Search the data for the word "caret" and copy every line where it occurs.

[Dataset items]
━━━━━━━━━━━━━━━━━━━━

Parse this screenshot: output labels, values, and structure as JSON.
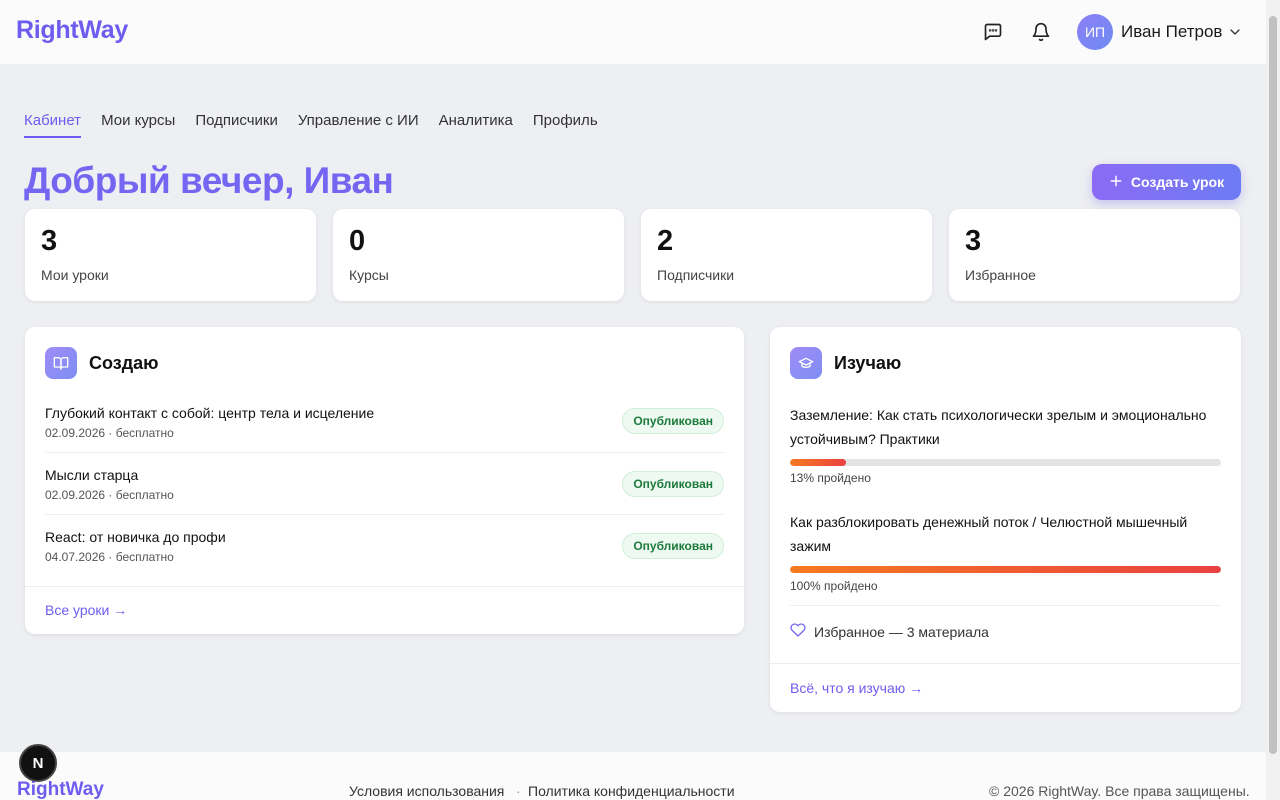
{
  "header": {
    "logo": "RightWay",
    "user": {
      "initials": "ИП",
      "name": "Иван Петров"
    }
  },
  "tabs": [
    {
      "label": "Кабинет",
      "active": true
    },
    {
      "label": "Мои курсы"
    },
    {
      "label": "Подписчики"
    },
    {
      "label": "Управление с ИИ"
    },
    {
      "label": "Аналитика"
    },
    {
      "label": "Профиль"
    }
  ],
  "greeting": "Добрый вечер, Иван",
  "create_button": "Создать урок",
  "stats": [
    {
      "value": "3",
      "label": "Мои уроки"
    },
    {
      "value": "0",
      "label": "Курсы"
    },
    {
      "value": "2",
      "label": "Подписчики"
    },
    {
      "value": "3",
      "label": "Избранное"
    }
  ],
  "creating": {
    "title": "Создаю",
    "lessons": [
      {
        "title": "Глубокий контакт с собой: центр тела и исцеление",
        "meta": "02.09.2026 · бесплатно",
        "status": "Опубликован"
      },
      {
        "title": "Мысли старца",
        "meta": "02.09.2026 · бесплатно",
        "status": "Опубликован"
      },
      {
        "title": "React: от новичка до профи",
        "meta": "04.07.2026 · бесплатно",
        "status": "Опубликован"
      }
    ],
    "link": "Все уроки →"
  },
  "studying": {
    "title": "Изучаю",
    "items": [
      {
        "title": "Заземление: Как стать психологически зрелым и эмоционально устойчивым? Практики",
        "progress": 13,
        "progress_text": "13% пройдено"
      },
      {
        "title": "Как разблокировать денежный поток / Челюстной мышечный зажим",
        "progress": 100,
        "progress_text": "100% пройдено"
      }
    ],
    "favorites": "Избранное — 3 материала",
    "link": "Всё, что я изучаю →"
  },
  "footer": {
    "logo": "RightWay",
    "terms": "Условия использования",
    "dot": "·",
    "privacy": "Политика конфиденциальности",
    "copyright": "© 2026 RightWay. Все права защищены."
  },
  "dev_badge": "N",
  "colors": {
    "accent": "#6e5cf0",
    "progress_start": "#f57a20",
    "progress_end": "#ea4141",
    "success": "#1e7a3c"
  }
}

━━━━━━━━━━━━━━━━━━━━

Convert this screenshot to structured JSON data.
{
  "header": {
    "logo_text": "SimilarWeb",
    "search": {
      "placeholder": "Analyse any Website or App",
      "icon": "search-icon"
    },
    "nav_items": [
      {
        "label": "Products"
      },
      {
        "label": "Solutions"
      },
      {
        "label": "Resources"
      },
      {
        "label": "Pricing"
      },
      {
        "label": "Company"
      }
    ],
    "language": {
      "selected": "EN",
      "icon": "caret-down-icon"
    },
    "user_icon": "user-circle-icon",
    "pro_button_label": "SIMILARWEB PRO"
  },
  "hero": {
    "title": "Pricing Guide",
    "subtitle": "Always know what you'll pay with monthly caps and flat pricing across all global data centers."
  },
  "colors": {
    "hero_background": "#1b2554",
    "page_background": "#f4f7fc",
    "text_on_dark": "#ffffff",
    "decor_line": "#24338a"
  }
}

━━━━━━━━━━━━━━━━━━━━

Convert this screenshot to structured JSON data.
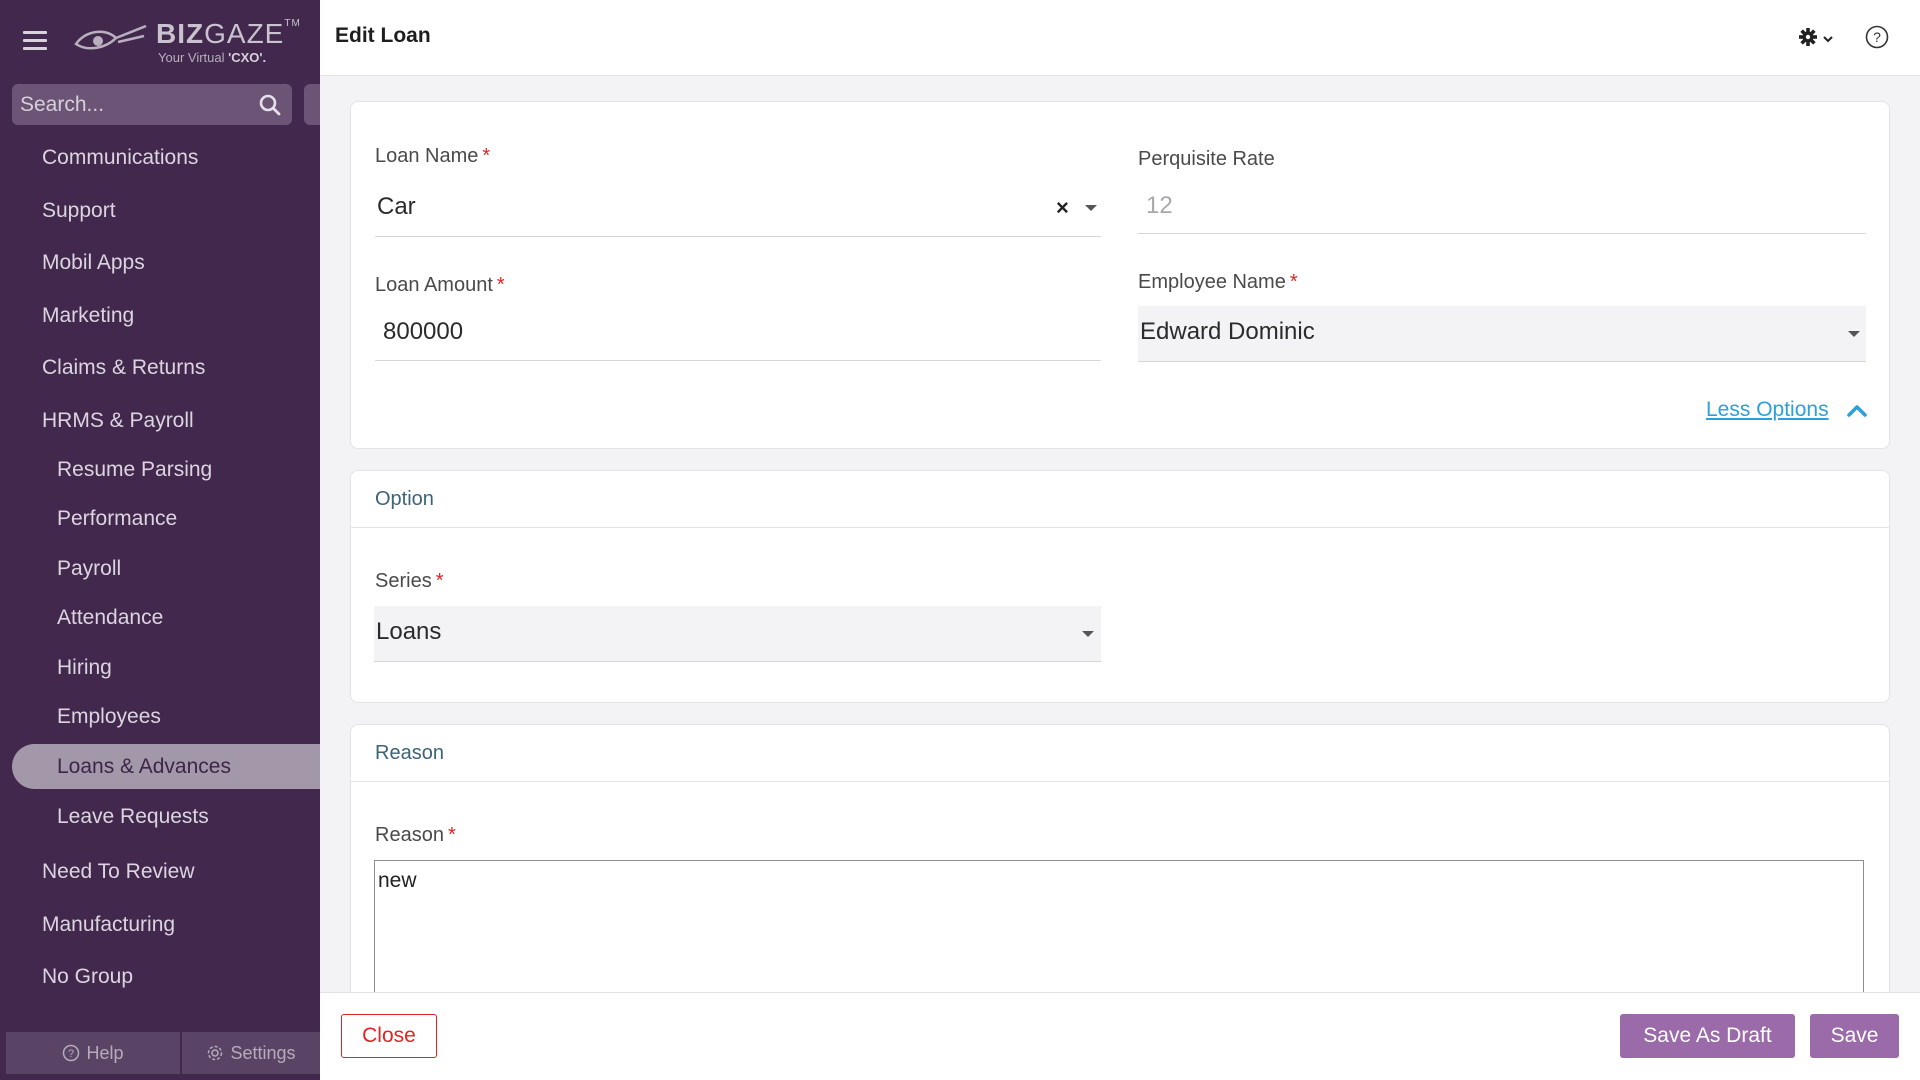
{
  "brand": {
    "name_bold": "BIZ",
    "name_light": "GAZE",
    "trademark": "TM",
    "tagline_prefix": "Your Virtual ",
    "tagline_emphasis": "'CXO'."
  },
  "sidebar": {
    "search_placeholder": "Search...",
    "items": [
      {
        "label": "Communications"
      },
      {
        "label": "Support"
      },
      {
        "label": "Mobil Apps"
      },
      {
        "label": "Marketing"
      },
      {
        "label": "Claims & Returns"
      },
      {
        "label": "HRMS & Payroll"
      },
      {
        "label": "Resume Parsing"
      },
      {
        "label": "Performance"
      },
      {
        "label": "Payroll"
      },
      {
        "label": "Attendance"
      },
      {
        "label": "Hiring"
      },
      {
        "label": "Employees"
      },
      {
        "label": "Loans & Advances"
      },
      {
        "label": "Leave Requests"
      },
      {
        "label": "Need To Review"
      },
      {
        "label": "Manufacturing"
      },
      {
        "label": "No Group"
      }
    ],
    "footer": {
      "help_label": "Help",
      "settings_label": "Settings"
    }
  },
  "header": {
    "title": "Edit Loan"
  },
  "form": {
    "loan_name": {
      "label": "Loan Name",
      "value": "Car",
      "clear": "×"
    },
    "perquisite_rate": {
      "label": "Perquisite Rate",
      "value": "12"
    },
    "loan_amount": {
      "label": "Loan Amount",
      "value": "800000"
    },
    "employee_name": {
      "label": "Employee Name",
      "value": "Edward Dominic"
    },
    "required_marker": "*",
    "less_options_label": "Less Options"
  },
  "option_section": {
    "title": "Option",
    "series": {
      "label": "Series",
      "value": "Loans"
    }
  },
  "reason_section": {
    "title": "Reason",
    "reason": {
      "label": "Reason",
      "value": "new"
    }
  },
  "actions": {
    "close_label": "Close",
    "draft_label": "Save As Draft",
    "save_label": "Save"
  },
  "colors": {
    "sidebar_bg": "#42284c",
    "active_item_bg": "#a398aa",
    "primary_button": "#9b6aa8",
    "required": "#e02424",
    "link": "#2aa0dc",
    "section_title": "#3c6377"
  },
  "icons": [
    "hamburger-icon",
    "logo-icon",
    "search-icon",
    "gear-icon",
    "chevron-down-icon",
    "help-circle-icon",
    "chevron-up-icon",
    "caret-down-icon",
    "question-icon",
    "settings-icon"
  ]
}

━━━━━━━━━━━━━━━━━━━━

§ Task solution
      "icon": "caret-down-icon"
    "caret-down-icon",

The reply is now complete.